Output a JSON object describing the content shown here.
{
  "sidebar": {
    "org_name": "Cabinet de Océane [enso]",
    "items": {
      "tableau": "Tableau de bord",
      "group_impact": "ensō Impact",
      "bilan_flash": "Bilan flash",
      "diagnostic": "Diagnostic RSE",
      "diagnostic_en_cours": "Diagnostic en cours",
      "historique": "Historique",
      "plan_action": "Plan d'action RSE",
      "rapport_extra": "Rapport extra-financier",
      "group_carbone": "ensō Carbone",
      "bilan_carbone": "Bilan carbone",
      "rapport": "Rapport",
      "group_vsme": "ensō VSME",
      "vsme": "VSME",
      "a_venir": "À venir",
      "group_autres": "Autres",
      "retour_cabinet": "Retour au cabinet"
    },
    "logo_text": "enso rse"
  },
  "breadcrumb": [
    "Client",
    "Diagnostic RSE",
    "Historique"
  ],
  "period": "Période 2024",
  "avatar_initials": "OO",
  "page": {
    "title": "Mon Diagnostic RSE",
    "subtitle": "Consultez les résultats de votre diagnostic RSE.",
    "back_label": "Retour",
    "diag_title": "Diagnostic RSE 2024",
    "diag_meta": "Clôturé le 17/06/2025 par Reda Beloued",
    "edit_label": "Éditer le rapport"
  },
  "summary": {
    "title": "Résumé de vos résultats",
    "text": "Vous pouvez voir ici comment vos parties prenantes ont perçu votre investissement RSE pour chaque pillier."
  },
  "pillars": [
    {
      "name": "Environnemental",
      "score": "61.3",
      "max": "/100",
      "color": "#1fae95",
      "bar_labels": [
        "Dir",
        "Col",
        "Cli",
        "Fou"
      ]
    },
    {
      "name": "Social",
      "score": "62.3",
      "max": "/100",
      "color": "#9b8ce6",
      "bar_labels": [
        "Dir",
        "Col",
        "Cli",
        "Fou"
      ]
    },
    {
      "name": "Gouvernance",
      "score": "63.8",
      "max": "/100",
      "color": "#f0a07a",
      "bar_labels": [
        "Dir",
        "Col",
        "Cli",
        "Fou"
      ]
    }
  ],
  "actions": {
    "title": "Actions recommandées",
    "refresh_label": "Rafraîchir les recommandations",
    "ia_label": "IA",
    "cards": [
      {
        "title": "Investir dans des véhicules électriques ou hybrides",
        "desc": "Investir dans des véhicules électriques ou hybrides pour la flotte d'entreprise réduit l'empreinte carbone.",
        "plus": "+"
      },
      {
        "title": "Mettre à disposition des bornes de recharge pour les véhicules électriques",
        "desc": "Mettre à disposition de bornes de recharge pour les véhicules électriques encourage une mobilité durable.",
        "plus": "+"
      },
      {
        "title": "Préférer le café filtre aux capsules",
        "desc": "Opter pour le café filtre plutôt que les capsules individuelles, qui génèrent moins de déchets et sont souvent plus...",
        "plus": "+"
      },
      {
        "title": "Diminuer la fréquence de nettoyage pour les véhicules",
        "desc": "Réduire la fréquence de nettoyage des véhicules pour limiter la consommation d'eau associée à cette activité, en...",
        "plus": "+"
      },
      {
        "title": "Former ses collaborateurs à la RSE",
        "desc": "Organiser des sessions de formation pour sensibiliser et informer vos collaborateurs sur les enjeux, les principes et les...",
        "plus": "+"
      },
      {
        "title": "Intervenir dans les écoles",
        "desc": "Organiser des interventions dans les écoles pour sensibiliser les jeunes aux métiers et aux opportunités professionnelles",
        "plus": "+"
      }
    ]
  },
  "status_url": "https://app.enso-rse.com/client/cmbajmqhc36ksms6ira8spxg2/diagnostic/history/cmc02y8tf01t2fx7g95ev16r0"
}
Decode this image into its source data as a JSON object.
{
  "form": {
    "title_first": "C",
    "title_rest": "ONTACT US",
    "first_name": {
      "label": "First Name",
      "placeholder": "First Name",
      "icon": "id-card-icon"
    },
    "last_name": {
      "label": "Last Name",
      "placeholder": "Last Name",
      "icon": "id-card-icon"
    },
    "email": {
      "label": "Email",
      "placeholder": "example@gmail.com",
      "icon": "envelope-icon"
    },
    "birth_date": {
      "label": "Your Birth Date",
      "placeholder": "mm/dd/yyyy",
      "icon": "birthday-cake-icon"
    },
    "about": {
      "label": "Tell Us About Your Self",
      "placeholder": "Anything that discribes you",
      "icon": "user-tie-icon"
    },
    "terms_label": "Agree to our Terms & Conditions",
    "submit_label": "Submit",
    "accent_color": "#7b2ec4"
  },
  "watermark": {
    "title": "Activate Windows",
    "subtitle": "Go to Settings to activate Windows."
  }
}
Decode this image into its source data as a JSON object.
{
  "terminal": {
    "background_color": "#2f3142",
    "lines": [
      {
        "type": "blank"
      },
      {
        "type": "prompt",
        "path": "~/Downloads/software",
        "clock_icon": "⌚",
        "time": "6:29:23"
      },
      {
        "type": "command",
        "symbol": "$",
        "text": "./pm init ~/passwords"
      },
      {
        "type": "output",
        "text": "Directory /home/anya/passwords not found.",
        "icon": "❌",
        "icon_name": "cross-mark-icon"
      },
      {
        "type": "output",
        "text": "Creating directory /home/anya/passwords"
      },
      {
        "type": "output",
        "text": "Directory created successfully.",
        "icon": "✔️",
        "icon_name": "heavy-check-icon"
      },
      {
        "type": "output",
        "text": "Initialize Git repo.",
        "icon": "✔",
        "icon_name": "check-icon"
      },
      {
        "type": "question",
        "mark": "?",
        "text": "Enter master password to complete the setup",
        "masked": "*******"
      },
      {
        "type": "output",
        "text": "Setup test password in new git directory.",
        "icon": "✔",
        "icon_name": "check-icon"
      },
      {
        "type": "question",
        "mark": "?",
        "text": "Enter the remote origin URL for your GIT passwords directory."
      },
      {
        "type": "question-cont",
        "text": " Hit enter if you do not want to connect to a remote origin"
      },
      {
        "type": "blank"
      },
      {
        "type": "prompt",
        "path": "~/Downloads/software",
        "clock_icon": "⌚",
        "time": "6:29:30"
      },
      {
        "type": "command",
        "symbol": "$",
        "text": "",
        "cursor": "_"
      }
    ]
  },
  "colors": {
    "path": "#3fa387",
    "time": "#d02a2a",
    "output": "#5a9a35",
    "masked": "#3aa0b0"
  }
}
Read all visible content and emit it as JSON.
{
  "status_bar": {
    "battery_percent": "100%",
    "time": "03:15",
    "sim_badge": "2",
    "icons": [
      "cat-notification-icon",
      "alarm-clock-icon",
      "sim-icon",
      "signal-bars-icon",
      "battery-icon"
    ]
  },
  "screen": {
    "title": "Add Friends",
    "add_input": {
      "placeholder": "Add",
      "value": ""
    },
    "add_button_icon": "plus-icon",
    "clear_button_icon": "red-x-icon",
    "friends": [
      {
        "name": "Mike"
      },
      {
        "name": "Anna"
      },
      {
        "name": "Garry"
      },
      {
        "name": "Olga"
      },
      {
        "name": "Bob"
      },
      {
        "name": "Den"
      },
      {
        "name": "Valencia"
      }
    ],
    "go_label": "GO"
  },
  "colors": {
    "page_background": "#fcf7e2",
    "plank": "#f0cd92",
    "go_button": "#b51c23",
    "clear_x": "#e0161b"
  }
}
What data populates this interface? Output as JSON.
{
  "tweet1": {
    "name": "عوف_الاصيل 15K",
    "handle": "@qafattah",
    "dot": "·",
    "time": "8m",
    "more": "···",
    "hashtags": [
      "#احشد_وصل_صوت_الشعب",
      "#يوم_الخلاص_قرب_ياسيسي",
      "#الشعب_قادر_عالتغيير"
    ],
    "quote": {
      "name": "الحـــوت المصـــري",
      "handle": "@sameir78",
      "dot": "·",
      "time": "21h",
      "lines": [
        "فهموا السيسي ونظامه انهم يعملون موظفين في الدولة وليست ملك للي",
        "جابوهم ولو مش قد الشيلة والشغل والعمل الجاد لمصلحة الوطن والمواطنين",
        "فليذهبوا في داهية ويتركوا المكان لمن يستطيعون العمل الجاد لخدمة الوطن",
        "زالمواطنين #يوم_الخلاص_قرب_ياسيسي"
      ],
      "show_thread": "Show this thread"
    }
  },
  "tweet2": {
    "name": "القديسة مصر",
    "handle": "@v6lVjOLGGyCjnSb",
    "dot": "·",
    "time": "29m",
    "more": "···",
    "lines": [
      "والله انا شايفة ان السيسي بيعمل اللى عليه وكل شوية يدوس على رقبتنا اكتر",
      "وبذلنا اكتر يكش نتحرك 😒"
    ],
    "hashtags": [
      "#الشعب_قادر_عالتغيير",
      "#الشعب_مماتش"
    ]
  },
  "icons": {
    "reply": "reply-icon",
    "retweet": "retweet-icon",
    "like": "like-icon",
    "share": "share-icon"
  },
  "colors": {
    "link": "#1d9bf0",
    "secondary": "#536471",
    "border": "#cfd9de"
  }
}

=== Instructions to follow ===
Copy out all lines above that include the string "café".

=== Solution below ===
        "title": "Préférer le café filtre aux capsules",
        "desc": "Opter pour le café filtre plutôt que les capsules individuelles, qui génèrent moins de déchets et sont souvent plus...",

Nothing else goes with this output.